## Directions
Retype the full set of records. Keep every character identical.

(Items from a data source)
★ ★ ★ ★ ★

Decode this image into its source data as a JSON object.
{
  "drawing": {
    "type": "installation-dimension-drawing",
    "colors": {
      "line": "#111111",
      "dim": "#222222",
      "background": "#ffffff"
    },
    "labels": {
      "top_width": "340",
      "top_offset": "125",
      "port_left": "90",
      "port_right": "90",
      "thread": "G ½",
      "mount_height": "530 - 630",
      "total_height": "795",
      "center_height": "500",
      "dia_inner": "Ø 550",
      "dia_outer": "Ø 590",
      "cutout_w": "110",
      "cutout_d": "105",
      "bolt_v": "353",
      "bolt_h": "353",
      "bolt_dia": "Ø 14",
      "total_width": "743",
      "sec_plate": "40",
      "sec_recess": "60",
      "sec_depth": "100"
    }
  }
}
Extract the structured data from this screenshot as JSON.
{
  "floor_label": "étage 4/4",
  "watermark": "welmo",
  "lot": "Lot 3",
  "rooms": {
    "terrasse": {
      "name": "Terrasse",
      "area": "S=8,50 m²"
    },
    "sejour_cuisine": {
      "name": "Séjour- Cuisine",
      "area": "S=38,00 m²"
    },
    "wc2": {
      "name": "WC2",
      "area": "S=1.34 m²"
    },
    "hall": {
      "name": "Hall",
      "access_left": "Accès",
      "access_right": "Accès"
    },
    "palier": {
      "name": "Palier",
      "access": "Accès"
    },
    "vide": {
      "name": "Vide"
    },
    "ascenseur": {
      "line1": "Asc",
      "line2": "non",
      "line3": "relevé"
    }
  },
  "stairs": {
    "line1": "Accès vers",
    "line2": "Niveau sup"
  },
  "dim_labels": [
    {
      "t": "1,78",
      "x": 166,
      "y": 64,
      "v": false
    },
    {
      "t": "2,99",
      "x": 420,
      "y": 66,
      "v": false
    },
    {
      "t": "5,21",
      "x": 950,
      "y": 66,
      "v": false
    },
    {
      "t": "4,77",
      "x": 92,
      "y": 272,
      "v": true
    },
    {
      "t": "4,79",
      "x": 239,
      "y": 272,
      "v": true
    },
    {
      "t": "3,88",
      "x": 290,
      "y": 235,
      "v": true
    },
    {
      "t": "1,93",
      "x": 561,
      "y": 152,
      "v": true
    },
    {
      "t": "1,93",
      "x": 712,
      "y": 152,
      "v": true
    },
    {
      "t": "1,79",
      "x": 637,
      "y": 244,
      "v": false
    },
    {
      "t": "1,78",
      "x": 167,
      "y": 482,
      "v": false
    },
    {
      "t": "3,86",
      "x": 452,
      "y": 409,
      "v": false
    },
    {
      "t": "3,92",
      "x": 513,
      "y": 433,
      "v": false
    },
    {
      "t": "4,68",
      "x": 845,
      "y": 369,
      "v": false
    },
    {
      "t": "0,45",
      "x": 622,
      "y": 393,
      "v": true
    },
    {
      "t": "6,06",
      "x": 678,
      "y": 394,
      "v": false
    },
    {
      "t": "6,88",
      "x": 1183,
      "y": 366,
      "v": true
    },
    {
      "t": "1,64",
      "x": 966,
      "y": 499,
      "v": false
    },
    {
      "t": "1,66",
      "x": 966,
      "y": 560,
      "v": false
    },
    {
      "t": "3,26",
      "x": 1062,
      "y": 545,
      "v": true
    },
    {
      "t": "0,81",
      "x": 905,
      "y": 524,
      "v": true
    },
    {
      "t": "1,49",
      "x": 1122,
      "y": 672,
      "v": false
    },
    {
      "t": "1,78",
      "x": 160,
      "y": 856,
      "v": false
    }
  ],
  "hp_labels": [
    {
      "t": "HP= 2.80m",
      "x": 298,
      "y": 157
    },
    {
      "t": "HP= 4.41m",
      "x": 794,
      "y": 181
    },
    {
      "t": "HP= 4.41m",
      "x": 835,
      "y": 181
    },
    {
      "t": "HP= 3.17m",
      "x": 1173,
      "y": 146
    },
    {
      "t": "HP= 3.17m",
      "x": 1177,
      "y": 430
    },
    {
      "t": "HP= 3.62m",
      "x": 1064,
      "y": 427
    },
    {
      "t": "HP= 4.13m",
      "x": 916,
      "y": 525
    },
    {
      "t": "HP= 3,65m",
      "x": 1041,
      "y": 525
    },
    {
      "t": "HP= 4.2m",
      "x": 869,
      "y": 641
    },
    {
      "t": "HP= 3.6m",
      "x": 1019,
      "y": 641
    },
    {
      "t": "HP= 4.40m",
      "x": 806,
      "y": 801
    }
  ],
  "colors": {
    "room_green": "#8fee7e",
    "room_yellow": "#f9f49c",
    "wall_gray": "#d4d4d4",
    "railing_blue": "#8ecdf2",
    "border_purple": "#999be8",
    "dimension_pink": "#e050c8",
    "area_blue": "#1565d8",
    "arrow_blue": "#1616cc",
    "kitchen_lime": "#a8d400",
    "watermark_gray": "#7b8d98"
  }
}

★ ★ ★ ★ ★

## Task solution
Decode this image into its source data as a JSON object.
{
  "drawing": {
    "type": "installation-dimension-drawing",
    "colors": {
      "line": "#111111",
      "dim": "#222222",
      "background": "#ffffff"
    },
    "labels": {
      "top_width": "340",
      "top_offset": "125",
      "port_left": "90",
      "port_right": "90",
      "thread": "G ½",
      "mount_height": "530 - 630",
      "total_height": "795",
      "center_height": "500",
      "dia_inner": "Ø 550",
      "dia_outer": "Ø 590",
      "cutout_w": "110",
      "cutout_d": "105",
      "bolt_v": "353",
      "bolt_h": "353",
      "bolt_dia": "Ø 14",
      "total_width": "743",
      "sec_plate": "40",
      "sec_recess": "60",
      "sec_depth": "100"
    }
  }
}
Extract the structured data from this screenshot as JSON.
{
  "floor_label": "étage 4/4",
  "watermark": "welmo",
  "lot": "Lot 3",
  "rooms": {
    "terrasse": {
      "name": "Terrasse",
      "area": "S=8,50 m²"
    },
    "sejour_cuisine": {
      "name": "Séjour- Cuisine",
      "area": "S=38,00 m²"
    },
    "wc2": {
      "name": "WC2",
      "area": "S=1.34 m²"
    },
    "hall": {
      "name": "Hall",
      "access_left": "Accès",
      "access_right": "Accès"
    },
    "palier": {
      "name": "Palier",
      "access": "Accès"
    },
    "vide": {
      "name": "Vide"
    },
    "ascenseur": {
      "line1": "Asc",
      "line2": "non",
      "line3": "relevé"
    }
  },
  "stairs": {
    "line1": "Accès vers",
    "line2": "Niveau sup"
  },
  "dim_labels": [
    {
      "t": "1,78",
      "x": 166,
      "y": 64,
      "v": false
    },
    {
      "t": "2,99",
      "x": 420,
      "y": 66,
      "v": false
    },
    {
      "t": "5,21",
      "x": 950,
      "y": 66,
      "v": false
    },
    {
      "t": "4,77",
      "x": 92,
      "y": 272,
      "v": true
    },
    {
      "t": "4,79",
      "x": 239,
      "y": 272,
      "v": true
    },
    {
      "t": "3,88",
      "x": 290,
      "y": 235,
      "v": true
    },
    {
      "t": "1,93",
      "x": 561,
      "y": 152,
      "v": true
    },
    {
      "t": "1,93",
      "x": 712,
      "y": 152,
      "v": true
    },
    {
      "t": "1,79",
      "x": 637,
      "y": 244,
      "v": false
    },
    {
      "t": "1,78",
      "x": 167,
      "y": 482,
      "v": false
    },
    {
      "t": "3,86",
      "x": 452,
      "y": 409,
      "v": false
    },
    {
      "t": "3,92",
      "x": 513,
      "y": 433,
      "v": false
    },
    {
      "t": "4,68",
      "x": 845,
      "y": 369,
      "v": false
    },
    {
      "t": "0,45",
      "x": 622,
      "y": 393,
      "v": true
    },
    {
      "t": "6,06",
      "x": 678,
      "y": 394,
      "v": false
    },
    {
      "t": "6,88",
      "x": 1183,
      "y": 366,
      "v": true
    },
    {
      "t": "1,64",
      "x": 966,
      "y": 499,
      "v": false
    },
    {
      "t": "1,66",
      "x": 966,
      "y": 560,
      "v": false
    },
    {
      "t": "3,26",
      "x": 1062,
      "y": 545,
      "v": true
    },
    {
      "t": "0,81",
      "x": 905,
      "y": 524,
      "v": true
    },
    {
      "t": "1,49",
      "x": 1122,
      "y": 672,
      "v": false
    },
    {
      "t": "1,78",
      "x": 160,
      "y": 856,
      "v": false
    }
  ],
  "hp_labels": [
    {
      "t": "HP= 2.80m",
      "x": 298,
      "y": 157
    },
    {
      "t": "HP= 4.41m",
      "x": 794,
      "y": 181
    },
    {
      "t": "HP= 4.41m",
      "x": 835,
      "y": 181
    },
    {
      "t": "HP= 3.17m",
      "x": 1173,
      "y": 146
    },
    {
      "t": "HP= 3.17m",
      "x": 1177,
      "y": 430
    },
    {
      "t": "HP= 3.62m",
      "x": 1064,
      "y": 427
    },
    {
      "t": "HP= 4.13m",
      "x": 916,
      "y": 525
    },
    {
      "t": "HP= 3,65m",
      "x": 1041,
      "y": 525
    },
    {
      "t": "HP= 4.2m",
      "x": 869,
      "y": 641
    },
    {
      "t": "HP= 3.6m",
      "x": 1019,
      "y": 641
    },
    {
      "t": "HP= 4.40m",
      "x": 806,
      "y": 801
    }
  ],
  "colors": {
    "room_green": "#8fee7e",
    "room_yellow": "#f9f49c",
    "wall_gray": "#d4d4d4",
    "railing_blue": "#8ecdf2",
    "border_purple": "#999be8",
    "dimension_pink": "#e050c8",
    "area_blue": "#1565d8",
    "arrow_blue": "#1616cc",
    "kitchen_lime": "#a8d400",
    "watermark_gray": "#7b8d98"
  }
}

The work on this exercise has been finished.